___ SUPPLIED RECORDS ___

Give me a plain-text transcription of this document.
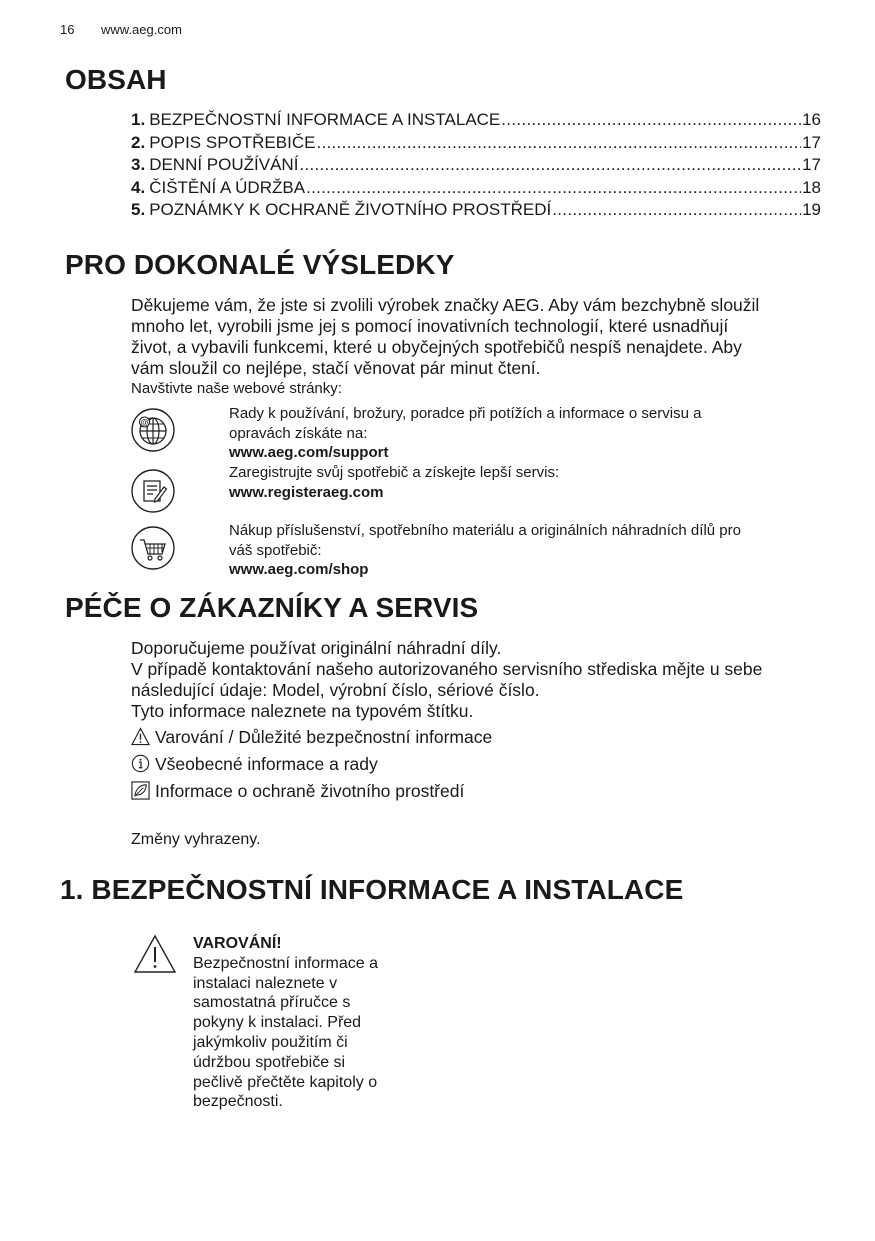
16 www.aeg.com
OBSAH
1. BEZPEČNOSTNÍ INFORMACE A INSTALACE .....	16
2. POPIS SPOTŘEBIČE .....	17
3. DENNÍ POUŽÍVÁNÍ .....	17
4. ČIŠTĚNÍ A ÚDRŽBA .....	18
5. POZNÁMKY K OCHRANĚ ŽIVOTNÍHO PROSTŘEDÍ .....	19
PRO DOKONALÉ VÝSLEDKY
Děkujeme vám, že jste si zvolili výrobek značky AEG. Aby vám bezchybně sloužil
mnoho let, vyrobili jsme jej s pomocí inovativních technologií, které usnadňují
život, a vybavili funkcemi, které u obyčejných spotřebičů nespíš nenajdete. Aby
vám sloužil co nejlépe, stačí věnovat pár minut čtení.
Navštivte naše webové stránky:
@
Rady k používání, brožury, poradce při potížích a informace o servisu a
opravách získáte na:
www.aeg.com/support
Zaregistrujte svůj spotřebič a získejte lepší servis:
www.registeraeg.com
Nákup příslušenství, spotřebního materiálu a originálních náhradních dílů pro
váš spotřebič:
www.aeg.com/shop
PÉČE O ZÁKAZNÍKY A SERVIS
Doporučujeme používat originální náhradní díly.
V případě kontaktování našeho autorizovaného servisního střediska mějte u sebe
následující údaje: Model, výrobní číslo, sériové číslo.
Tyto informace naleznete na typovém štítku.
Varování / Důležité bezpečnostní informace
Všeobecné informace a rady
Informace o ochraně životního prostředí
Změny vyhrazeny.
1. BEZPEČNOSTNÍ INFORMACE A INSTALACE
VAROVÁNÍ!
Bezpečnostní informace a
instalaci naleznete v
samostatná příručce s
pokyny k instalaci. Před
jakýmkoliv použitím či
údržbou spotřebiče si
pečlivě přečtěte kapitoly o
bezpečnosti.
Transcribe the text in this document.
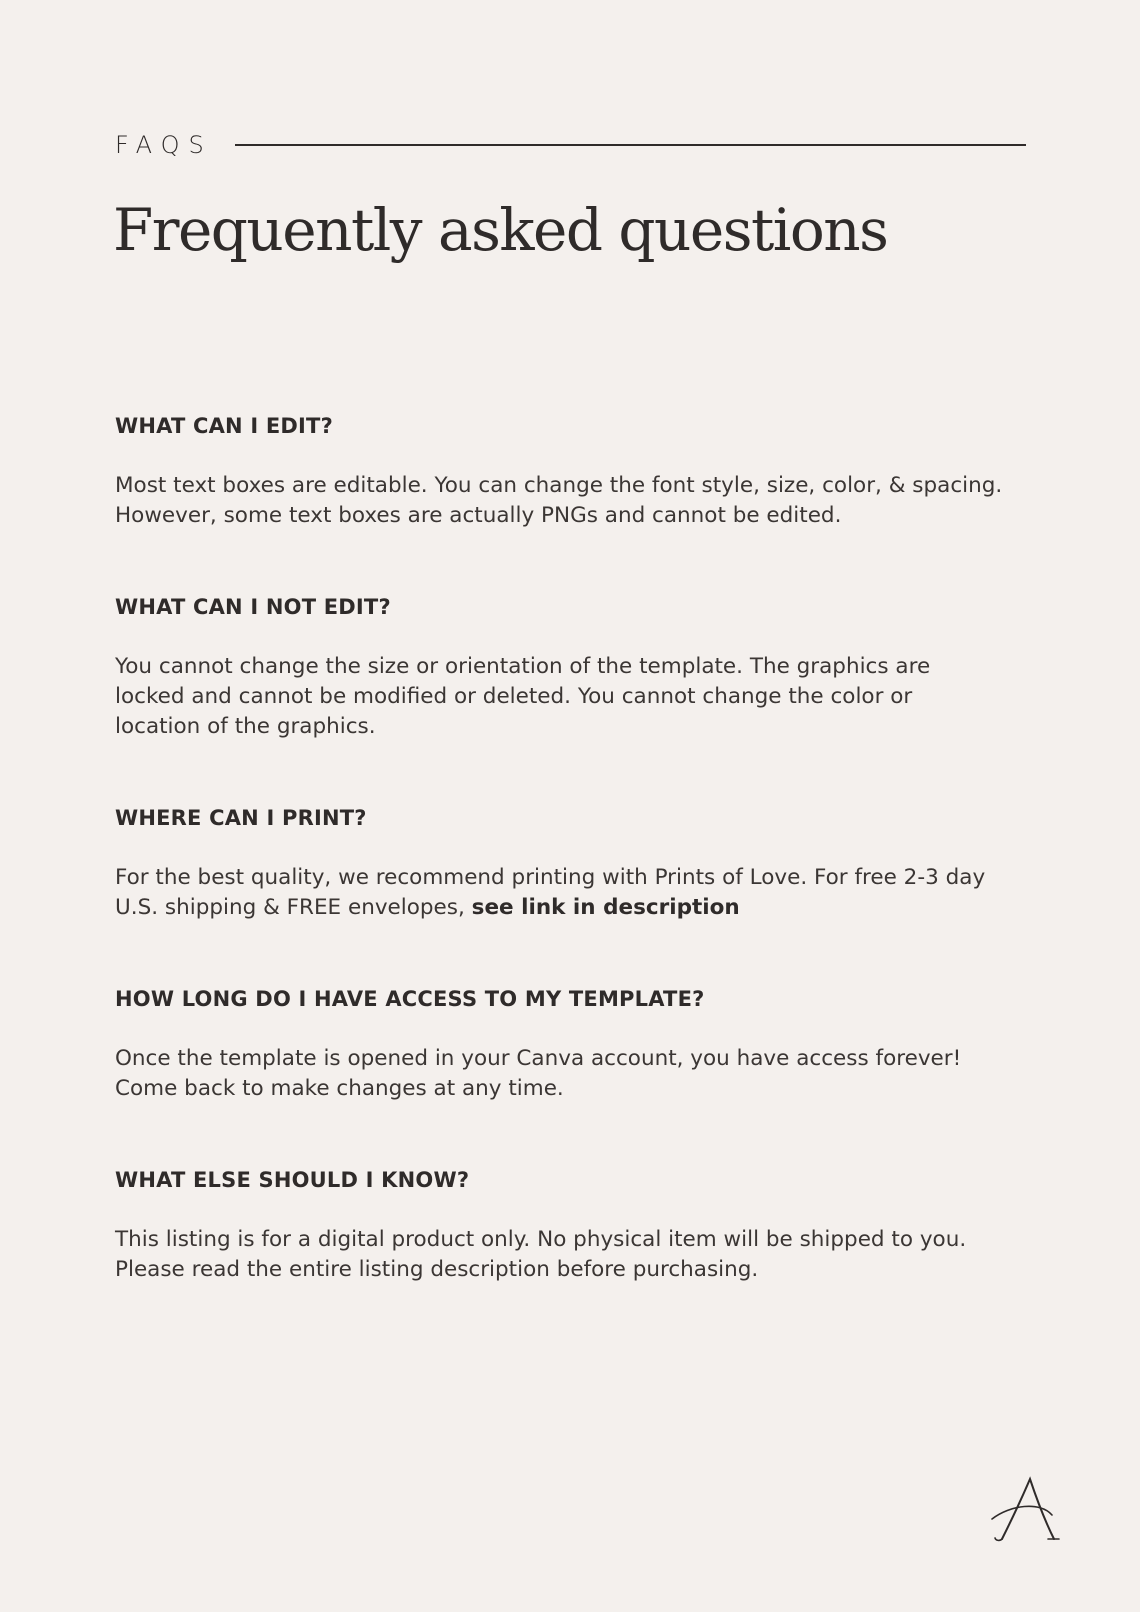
FAQS
Frequently asked questions
WHAT CAN I EDIT?

Most text boxes are editable. You can change the font style, size, color, & spacing.
However, some text boxes are actually PNGs and cannot be edited.

WHAT CAN I NOT EDIT?

You cannot change the size or orientation of the template. The graphics are
locked and cannot be modified or deleted. You cannot change the color or
location of the graphics.

WHERE CAN I PRINT?

For the best quality, we recommend printing with Prints of Love. For free 2-3 day
U.S. shipping & FREE envelopes, see link in description

HOW LONG DO I HAVE ACCESS TO MY TEMPLATE?

Once the template is opened in your Canva account, you have access forever!
Come back to make changes at any time.

WHAT ELSE SHOULD I KNOW?

This listing is for a digital product only. No physical item will be shipped to you.
Please read the entire listing description before purchasing.
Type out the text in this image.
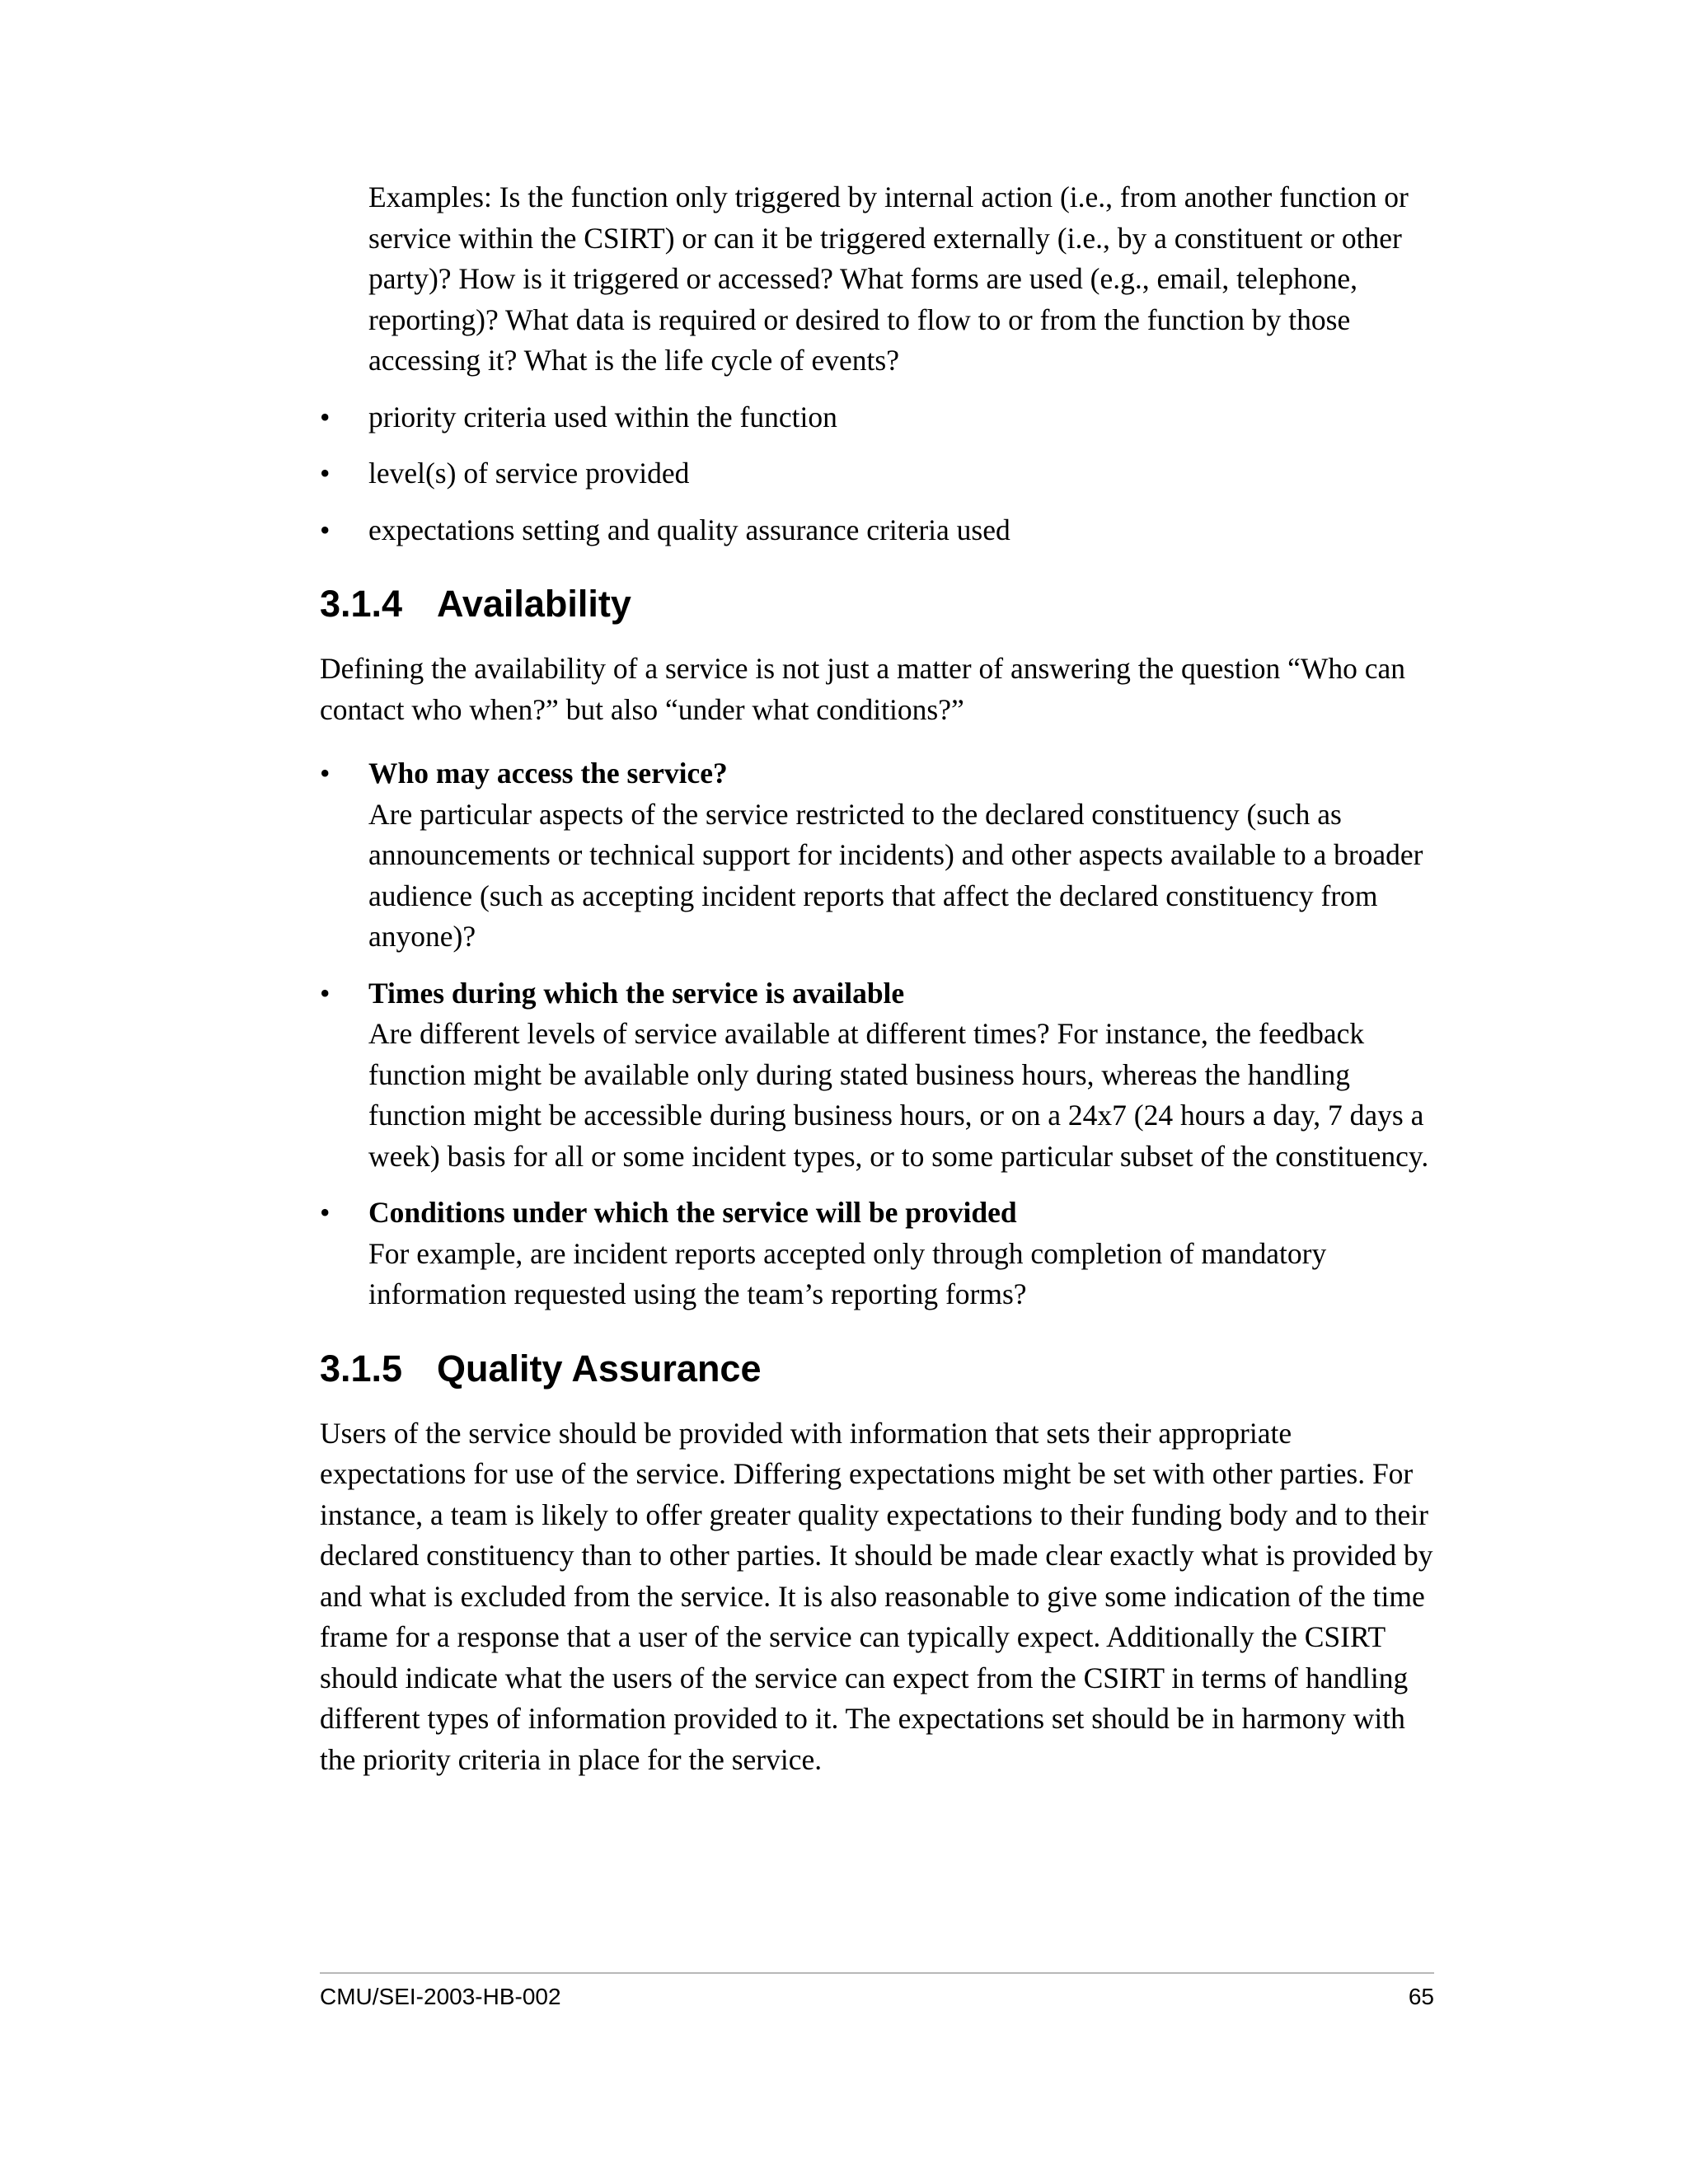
Examples: Is the function only triggered by internal action (i.e., from another function or service within the CSIRT) or can it be triggered externally (i.e., by a constituent or other party)? How is it triggered or accessed? What forms are used (e.g., email, telephone, reporting)? What data is required or desired to flow to or from the function by those accessing it? What is the life cycle of events?

•	priority criteria used within the function
•	level(s) of service provided
•	expectations setting and quality assurance criteria used
3.1.4 Availability

Defining the availability of a service is not just a matter of answering the question “Who can contact who when?” but also “under what conditions?”

•	Who may access the service?
Are particular aspects of the service restricted to the declared constituency (such as announcements or technical support for incidents) and other aspects available to a broader audience (such as accepting incident reports that affect the declared constituency from anyone)?
•	Times during which the service is available
Are different levels of service available at different times? For instance, the feedback function might be available only during stated business hours, whereas the handling function might be accessible during business hours, or on a 24x7 (24 hours a day, 7 days a week) basis for all or some incident types, or to some particular subset of the constituency.
•	Conditions under which the service will be provided
For example, are incident reports accepted only through completion of mandatory information requested using the team’s reporting forms?
3.1.5 Quality Assurance

Users of the service should be provided with information that sets their appropriate expectations for use of the service. Differing expectations might be set with other parties. For instance, a team is likely to offer greater quality expectations to their funding body and to their declared constituency than to other parties. It should be made clear exactly what is provided by and what is excluded from the service. It is also reasonable to give some indication of the time frame for a response that a user of the service can typically expect. Additionally the CSIRT should indicate what the users of the service can expect from the CSIRT in terms of handling different types of information provided to it. The expectations set should be in harmony with the priority criteria in place for the service.

CMU/SEI-2003-HB-002	65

___

▶ **JOB**
Pull out every line of the entries that includes the word "size".

▶ **WRITTEN ANSWER**
Most text boxes are editable. You can change the font style, size, color, & spacing.
You cannot change the size or orientation of the template. The graphics are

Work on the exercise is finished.